START INPUT MATERIAL
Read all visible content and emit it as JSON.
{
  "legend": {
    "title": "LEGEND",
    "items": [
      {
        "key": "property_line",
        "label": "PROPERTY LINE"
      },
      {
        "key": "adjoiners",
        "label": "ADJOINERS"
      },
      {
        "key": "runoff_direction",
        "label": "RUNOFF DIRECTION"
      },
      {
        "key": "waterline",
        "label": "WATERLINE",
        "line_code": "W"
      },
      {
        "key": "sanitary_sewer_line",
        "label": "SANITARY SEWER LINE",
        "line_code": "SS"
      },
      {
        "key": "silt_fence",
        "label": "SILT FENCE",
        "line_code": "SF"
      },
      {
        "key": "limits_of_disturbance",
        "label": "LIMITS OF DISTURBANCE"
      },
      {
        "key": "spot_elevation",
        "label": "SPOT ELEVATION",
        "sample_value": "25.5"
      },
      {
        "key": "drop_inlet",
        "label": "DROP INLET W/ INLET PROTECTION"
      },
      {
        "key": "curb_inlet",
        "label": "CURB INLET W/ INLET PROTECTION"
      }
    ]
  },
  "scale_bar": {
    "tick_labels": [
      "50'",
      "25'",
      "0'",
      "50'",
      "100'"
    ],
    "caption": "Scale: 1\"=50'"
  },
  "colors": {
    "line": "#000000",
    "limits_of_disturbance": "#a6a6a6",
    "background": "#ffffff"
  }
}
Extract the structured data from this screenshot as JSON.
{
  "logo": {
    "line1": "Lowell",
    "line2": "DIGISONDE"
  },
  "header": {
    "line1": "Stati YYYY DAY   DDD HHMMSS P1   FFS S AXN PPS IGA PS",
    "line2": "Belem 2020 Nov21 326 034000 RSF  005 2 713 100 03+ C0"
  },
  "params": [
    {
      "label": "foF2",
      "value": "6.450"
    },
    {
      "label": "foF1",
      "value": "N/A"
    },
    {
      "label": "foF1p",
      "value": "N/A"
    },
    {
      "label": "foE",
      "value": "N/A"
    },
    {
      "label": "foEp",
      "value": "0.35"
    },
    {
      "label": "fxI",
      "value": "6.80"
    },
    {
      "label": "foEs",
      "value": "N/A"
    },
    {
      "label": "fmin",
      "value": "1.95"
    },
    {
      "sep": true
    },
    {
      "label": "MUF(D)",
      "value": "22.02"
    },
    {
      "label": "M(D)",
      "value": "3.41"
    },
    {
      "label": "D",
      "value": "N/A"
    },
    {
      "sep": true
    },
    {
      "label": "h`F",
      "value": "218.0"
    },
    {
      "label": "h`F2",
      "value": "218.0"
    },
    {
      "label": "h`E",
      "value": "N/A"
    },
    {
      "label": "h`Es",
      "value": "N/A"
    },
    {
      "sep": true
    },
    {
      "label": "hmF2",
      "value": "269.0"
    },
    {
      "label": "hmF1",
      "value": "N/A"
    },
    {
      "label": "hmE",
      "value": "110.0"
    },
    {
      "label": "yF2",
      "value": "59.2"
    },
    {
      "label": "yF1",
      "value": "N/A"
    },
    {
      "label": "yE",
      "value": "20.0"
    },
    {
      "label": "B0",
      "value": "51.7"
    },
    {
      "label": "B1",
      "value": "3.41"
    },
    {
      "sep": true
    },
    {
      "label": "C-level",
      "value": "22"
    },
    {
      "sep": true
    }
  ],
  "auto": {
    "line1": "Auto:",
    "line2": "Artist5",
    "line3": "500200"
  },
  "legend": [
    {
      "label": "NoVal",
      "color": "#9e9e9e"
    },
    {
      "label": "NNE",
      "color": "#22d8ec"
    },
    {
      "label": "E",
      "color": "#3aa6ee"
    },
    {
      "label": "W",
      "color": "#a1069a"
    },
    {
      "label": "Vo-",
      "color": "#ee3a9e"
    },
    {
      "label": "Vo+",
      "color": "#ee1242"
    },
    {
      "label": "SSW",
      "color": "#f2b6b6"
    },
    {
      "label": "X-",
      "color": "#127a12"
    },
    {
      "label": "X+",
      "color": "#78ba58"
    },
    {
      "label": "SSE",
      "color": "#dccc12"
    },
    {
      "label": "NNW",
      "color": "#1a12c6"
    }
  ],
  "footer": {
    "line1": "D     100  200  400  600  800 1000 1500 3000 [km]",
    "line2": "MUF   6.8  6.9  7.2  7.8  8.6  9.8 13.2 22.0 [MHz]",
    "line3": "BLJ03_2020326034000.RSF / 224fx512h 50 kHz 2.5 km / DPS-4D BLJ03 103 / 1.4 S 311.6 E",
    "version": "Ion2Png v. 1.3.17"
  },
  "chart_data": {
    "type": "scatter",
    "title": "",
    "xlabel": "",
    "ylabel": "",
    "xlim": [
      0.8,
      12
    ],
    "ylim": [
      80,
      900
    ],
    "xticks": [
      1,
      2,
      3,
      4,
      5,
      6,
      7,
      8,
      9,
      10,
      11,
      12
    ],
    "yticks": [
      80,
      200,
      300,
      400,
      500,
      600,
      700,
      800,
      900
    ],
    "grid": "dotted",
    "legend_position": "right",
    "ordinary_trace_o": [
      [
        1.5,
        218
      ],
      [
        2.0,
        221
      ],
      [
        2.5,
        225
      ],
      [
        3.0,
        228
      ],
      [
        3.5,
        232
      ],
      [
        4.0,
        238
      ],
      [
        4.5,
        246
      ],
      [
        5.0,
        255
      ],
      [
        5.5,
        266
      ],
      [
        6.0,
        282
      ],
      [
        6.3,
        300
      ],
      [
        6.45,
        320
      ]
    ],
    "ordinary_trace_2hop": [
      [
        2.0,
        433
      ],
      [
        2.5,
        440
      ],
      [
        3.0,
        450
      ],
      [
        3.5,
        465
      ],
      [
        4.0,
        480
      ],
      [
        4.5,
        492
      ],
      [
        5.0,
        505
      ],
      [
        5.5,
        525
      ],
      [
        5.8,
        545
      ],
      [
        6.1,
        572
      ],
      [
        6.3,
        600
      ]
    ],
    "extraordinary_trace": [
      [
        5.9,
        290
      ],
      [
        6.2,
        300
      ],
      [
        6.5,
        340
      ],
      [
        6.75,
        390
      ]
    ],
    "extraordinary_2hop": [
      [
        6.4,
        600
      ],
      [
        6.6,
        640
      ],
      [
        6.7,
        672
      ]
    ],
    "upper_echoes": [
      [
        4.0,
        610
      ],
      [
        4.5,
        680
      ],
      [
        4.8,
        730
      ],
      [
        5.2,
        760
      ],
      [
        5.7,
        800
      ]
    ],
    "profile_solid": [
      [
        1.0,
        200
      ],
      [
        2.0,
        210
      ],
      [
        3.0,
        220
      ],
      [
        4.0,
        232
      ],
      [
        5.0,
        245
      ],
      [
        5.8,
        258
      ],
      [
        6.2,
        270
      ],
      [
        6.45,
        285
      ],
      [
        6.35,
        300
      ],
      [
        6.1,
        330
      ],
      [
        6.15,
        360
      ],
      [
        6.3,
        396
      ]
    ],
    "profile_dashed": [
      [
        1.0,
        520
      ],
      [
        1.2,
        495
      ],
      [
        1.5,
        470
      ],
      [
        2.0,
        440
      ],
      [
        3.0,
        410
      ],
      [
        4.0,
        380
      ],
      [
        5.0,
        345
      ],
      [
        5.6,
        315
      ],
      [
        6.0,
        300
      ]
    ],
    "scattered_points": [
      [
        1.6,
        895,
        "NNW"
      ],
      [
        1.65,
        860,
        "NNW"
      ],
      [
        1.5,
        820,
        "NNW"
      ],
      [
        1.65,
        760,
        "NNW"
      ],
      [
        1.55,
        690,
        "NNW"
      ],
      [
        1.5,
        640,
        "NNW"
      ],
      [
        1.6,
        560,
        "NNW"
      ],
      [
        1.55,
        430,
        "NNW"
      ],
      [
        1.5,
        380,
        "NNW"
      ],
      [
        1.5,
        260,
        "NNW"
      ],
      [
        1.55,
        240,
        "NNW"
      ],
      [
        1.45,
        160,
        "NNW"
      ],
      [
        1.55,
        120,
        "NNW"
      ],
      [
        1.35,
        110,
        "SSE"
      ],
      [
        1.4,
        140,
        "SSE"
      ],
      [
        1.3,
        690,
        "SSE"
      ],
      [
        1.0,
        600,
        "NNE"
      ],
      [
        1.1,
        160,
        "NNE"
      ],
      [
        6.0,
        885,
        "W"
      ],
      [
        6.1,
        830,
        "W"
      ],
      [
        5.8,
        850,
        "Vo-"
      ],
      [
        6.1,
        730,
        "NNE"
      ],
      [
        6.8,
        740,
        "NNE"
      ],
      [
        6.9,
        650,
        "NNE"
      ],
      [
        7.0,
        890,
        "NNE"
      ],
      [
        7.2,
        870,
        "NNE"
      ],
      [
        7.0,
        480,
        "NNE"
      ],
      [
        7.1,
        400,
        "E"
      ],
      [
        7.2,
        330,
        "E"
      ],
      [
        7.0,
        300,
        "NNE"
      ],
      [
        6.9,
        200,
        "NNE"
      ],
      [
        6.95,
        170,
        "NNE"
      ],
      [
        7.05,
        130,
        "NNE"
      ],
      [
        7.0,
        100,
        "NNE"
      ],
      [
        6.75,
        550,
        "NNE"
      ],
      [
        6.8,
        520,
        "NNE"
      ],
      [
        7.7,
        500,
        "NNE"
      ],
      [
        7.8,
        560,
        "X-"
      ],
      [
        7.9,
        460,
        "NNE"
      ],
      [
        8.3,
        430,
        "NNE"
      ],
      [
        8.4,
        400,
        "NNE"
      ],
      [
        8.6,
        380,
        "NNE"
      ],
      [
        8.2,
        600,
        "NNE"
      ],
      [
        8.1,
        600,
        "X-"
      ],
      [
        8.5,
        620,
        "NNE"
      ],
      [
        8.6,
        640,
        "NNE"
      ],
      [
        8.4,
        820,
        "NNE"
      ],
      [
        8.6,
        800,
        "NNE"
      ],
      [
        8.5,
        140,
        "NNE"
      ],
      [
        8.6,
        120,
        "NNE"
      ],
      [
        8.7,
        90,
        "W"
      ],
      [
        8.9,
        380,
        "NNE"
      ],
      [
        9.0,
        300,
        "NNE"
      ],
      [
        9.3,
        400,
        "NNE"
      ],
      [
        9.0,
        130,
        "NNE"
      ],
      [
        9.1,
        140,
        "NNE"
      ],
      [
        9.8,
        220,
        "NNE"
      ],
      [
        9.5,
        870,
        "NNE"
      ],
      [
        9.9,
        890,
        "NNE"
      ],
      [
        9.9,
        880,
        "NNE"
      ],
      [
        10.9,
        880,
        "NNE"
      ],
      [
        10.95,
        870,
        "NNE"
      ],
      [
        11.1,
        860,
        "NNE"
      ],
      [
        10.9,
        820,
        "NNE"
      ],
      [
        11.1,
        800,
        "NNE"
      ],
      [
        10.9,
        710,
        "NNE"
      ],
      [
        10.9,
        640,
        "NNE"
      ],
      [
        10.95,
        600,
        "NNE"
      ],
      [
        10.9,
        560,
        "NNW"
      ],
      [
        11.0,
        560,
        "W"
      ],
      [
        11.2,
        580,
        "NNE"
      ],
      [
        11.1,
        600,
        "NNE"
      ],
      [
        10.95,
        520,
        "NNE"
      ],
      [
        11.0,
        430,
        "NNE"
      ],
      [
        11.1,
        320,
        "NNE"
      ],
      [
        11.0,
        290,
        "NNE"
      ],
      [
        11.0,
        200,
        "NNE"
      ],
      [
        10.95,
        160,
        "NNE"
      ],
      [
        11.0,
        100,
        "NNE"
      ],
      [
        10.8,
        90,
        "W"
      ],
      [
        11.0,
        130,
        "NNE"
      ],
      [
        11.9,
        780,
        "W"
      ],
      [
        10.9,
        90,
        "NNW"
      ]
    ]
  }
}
END INPUT MATERIAL
- _TASK BRIEF_
The lines to collect are those holding the string "JSON"; copy them all.

- _RESPONSE_
Read all visible content and emit it as JSON.
Extract the structured data from this screenshot as JSON.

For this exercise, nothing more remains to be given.